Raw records
◇ ◇ ◇ ◇ ◇ ◇ ◇

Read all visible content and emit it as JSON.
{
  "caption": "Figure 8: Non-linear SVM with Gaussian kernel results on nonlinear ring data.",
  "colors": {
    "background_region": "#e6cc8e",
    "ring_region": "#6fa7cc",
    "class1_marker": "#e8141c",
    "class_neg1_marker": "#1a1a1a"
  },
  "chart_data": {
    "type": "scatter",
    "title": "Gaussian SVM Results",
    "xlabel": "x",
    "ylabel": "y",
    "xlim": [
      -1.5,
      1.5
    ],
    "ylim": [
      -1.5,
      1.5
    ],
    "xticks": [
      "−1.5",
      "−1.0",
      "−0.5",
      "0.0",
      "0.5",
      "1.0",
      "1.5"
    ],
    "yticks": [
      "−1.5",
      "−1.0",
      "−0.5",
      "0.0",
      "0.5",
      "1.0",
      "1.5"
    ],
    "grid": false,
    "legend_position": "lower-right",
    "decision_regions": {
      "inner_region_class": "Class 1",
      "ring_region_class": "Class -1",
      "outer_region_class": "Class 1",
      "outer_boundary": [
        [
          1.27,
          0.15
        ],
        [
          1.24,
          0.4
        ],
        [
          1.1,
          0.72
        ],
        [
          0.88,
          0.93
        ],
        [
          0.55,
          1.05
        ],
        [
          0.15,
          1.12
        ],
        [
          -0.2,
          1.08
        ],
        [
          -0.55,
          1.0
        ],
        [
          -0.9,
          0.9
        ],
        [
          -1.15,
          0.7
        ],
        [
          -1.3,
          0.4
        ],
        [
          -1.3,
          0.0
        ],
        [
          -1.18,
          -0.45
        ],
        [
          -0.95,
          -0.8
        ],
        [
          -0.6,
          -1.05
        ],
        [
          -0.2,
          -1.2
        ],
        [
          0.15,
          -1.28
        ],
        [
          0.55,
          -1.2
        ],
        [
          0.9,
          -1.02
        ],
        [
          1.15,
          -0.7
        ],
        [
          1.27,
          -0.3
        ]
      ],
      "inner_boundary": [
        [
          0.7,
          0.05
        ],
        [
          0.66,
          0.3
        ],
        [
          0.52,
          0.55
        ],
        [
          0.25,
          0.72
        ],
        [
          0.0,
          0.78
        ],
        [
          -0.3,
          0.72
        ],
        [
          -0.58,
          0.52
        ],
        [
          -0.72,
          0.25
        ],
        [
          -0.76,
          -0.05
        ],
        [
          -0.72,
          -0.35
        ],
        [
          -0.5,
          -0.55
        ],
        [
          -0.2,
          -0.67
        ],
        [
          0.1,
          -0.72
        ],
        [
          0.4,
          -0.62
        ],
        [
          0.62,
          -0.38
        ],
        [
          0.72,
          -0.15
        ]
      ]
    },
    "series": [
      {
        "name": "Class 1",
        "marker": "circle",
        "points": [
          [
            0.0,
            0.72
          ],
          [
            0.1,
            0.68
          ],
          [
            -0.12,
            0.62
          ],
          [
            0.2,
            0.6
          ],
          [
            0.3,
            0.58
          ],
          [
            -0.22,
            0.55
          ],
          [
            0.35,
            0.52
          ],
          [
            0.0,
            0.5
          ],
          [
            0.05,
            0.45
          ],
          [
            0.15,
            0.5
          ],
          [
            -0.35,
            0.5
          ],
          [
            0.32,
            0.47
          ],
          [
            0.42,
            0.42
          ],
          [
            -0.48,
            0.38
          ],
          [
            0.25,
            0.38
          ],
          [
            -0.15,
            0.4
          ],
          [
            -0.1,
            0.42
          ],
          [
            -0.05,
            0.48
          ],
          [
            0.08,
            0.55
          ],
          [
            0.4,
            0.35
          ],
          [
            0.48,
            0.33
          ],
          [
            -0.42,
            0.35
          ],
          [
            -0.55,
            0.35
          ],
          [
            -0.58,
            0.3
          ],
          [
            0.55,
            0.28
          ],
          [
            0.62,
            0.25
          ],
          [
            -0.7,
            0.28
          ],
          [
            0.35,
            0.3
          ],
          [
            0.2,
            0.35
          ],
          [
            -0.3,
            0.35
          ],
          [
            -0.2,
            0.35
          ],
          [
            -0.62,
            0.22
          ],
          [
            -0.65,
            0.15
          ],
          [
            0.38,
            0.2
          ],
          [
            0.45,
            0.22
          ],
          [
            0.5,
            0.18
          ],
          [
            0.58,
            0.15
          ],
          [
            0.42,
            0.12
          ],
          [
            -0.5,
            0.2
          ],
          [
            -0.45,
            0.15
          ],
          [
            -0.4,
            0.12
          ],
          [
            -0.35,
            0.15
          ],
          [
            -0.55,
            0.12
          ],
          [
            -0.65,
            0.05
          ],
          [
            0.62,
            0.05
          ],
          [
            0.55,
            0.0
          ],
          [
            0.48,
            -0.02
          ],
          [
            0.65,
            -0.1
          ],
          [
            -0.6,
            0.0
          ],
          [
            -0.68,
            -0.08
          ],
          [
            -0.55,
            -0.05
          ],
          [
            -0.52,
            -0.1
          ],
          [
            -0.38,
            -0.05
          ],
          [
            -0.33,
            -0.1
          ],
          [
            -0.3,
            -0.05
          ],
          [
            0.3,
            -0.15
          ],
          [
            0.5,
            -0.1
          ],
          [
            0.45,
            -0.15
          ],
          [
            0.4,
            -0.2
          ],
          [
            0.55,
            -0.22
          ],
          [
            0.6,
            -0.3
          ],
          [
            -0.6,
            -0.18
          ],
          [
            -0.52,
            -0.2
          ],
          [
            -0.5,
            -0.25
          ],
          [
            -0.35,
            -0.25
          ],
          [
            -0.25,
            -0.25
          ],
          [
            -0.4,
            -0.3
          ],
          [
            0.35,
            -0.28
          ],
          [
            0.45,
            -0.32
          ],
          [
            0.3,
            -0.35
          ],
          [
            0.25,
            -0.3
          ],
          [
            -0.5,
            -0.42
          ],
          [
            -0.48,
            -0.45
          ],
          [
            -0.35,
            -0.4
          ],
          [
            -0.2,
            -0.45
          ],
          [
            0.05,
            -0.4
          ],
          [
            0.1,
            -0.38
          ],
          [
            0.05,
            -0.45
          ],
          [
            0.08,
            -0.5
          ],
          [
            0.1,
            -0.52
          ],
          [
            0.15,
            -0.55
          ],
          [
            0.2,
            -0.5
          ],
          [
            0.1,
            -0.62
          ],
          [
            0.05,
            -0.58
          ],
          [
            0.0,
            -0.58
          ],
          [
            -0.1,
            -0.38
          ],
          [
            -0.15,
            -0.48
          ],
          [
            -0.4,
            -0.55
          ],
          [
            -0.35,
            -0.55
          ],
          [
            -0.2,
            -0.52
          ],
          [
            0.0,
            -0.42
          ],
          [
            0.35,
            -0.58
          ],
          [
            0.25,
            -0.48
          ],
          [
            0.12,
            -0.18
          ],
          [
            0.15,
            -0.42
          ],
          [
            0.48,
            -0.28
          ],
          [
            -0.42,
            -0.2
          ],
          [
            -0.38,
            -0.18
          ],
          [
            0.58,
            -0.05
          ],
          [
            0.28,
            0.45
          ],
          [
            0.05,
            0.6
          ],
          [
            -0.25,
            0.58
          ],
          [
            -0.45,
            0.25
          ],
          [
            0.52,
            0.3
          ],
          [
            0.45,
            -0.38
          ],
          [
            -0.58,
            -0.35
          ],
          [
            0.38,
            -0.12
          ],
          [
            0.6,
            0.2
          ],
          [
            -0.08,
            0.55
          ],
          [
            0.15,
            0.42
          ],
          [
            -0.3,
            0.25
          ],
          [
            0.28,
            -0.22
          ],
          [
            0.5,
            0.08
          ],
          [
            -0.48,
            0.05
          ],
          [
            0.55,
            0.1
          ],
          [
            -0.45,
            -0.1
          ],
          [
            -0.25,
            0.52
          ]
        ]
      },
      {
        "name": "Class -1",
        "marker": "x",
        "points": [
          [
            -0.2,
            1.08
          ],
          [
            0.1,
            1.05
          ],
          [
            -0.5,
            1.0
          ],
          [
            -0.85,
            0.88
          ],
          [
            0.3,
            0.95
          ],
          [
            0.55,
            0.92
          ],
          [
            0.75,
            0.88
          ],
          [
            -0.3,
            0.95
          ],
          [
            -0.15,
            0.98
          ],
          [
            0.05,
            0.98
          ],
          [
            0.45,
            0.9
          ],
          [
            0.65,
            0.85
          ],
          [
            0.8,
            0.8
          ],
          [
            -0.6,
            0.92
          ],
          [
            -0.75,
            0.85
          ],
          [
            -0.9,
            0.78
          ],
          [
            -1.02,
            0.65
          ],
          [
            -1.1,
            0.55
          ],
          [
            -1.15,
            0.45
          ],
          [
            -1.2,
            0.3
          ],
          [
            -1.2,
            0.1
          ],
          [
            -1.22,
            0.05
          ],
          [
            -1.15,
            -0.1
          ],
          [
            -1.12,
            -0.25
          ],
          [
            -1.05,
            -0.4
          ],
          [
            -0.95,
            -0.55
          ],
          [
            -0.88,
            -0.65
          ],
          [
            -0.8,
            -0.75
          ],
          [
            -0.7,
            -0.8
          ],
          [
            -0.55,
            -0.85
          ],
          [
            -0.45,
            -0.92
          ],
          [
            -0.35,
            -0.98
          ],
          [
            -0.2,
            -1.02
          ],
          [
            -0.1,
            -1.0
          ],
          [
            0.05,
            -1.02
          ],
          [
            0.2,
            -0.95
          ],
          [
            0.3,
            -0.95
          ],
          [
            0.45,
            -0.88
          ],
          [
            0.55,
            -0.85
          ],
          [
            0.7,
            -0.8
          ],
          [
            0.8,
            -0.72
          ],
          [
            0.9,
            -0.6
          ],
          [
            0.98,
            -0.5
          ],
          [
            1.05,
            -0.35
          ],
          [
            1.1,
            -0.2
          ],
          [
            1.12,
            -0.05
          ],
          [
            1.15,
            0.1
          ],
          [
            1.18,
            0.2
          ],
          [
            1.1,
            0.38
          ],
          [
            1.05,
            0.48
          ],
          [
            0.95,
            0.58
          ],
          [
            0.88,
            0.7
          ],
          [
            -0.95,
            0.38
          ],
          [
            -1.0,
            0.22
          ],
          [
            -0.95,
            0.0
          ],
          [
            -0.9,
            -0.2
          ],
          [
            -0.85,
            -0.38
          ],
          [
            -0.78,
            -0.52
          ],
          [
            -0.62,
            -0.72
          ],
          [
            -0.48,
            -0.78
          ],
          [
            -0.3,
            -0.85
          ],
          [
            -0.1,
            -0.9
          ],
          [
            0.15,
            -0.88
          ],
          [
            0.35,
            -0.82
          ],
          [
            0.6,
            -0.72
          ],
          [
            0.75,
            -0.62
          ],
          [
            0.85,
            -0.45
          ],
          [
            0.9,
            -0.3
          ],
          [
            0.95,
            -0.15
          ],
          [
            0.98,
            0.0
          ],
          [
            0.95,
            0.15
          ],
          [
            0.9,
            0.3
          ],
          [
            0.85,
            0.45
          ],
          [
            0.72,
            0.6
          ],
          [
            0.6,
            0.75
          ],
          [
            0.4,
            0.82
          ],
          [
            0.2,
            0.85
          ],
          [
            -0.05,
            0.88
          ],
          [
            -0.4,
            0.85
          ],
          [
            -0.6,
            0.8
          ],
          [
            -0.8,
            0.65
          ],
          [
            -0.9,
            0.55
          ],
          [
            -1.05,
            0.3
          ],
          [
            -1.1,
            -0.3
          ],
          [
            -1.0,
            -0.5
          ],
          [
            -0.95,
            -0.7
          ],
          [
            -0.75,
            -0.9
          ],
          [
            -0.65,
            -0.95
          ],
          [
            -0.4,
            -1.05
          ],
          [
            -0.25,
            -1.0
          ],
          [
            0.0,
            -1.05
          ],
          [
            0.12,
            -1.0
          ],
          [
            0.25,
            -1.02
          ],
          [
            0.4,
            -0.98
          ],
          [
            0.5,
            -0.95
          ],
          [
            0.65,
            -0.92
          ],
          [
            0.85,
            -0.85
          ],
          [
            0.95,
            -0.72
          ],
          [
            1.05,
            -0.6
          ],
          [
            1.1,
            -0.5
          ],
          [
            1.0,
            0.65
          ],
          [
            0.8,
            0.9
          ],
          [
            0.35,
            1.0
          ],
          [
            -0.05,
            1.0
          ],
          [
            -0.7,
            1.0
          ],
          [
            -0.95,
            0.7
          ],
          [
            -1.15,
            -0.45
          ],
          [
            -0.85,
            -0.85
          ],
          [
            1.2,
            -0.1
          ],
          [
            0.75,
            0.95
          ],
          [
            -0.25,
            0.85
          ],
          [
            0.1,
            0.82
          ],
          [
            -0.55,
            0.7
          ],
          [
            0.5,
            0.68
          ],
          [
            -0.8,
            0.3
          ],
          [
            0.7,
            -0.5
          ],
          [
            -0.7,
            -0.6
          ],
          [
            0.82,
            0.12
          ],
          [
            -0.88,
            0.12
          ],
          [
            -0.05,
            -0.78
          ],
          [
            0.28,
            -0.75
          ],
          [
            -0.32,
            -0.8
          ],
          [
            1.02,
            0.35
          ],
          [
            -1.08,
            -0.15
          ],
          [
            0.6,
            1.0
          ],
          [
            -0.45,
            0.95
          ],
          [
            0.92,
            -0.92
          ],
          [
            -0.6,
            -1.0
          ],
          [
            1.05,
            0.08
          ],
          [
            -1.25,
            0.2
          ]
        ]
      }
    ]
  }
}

◇ ◇ ◇ ◇ ◇ ◇ ◇

WHAT YOU NEED TO DO – Show the lines of the records that include the string "Gaussian".

SOLUTION TO THIS PROBLEM –
  "caption": "Figure 8: Non-linear SVM with Gaussian kernel results on nonlinear ring data.",
    "title": "Gaussian SVM Results",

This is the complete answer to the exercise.